BEGIN Material provided

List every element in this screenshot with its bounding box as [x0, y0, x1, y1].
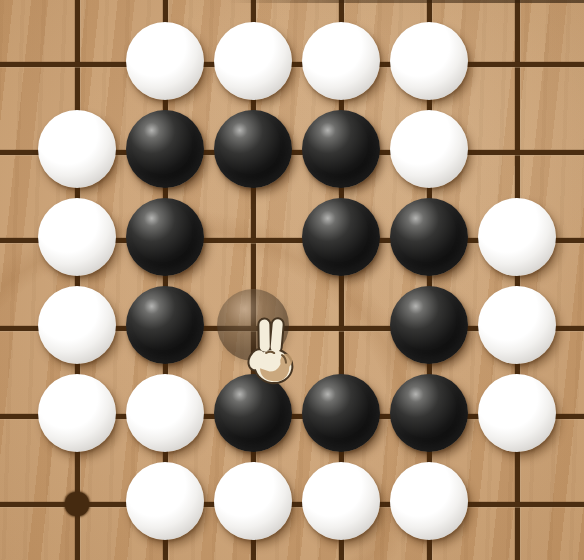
white-stone: [38, 374, 116, 452]
white-stone: [390, 22, 468, 100]
white-stone: [126, 22, 204, 100]
black-stone: [390, 286, 468, 364]
black-stone: [390, 374, 468, 452]
black-stone: [214, 110, 292, 188]
top-edge-shadow: [228, 0, 584, 3]
white-stone: [38, 110, 116, 188]
white-stone: [214, 22, 292, 100]
white-stone: [302, 462, 380, 540]
go-board[interactable]: [0, 0, 584, 560]
white-stone: [38, 198, 116, 276]
grid-line-vertical: [515, 0, 520, 560]
white-stone: [302, 22, 380, 100]
black-stone: [126, 110, 204, 188]
black-stone: [126, 286, 204, 364]
grid-line-vertical: [75, 0, 80, 560]
star-point: [65, 492, 89, 516]
tap-cursor-icon: [247, 317, 303, 387]
white-stone: [214, 462, 292, 540]
white-stone: [38, 286, 116, 364]
white-stone: [478, 286, 556, 364]
white-stone: [390, 110, 468, 188]
white-stone: [126, 374, 204, 452]
black-stone: [302, 374, 380, 452]
black-stone: [390, 198, 468, 276]
black-stone: [302, 198, 380, 276]
white-stone: [126, 462, 204, 540]
white-stone: [478, 198, 556, 276]
app-screenshot: [0, 0, 584, 560]
white-stone: [390, 462, 468, 540]
white-stone: [478, 374, 556, 452]
grid-line-horizontal: [0, 62, 584, 67]
black-stone: [126, 198, 204, 276]
black-stone: [302, 110, 380, 188]
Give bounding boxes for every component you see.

END Material provided

*Exercise:*
Reproduce the entire listing above word for word, leaving out the pictures.

*Answer to this exercise:*
List every element in this screenshot with its bounding box as [x0, y0, x1, y1].
white-stone: [38, 374, 116, 452]
white-stone: [390, 22, 468, 100]
white-stone: [126, 22, 204, 100]
black-stone: [390, 286, 468, 364]
black-stone: [390, 374, 468, 452]
black-stone: [214, 110, 292, 188]
top-edge-shadow: [228, 0, 584, 3]
white-stone: [38, 110, 116, 188]
white-stone: [214, 22, 292, 100]
white-stone: [302, 462, 380, 540]
go-board[interactable]: [0, 0, 584, 560]
white-stone: [38, 198, 116, 276]
grid-line-vertical: [515, 0, 520, 560]
white-stone: [302, 22, 380, 100]
black-stone: [126, 110, 204, 188]
black-stone: [126, 286, 204, 364]
grid-line-vertical: [75, 0, 80, 560]
star-point: [65, 492, 89, 516]
tap-cursor-icon: [247, 317, 303, 387]
white-stone: [214, 462, 292, 540]
white-stone: [38, 286, 116, 364]
white-stone: [478, 286, 556, 364]
white-stone: [390, 110, 468, 188]
white-stone: [126, 374, 204, 452]
black-stone: [302, 374, 380, 452]
black-stone: [390, 198, 468, 276]
black-stone: [302, 198, 380, 276]
white-stone: [126, 462, 204, 540]
white-stone: [478, 198, 556, 276]
app-screenshot: [0, 0, 584, 560]
white-stone: [390, 462, 468, 540]
white-stone: [478, 374, 556, 452]
grid-line-horizontal: [0, 62, 584, 67]
black-stone: [126, 198, 204, 276]
black-stone: [302, 110, 380, 188]
Give bounding boxes for every component you see.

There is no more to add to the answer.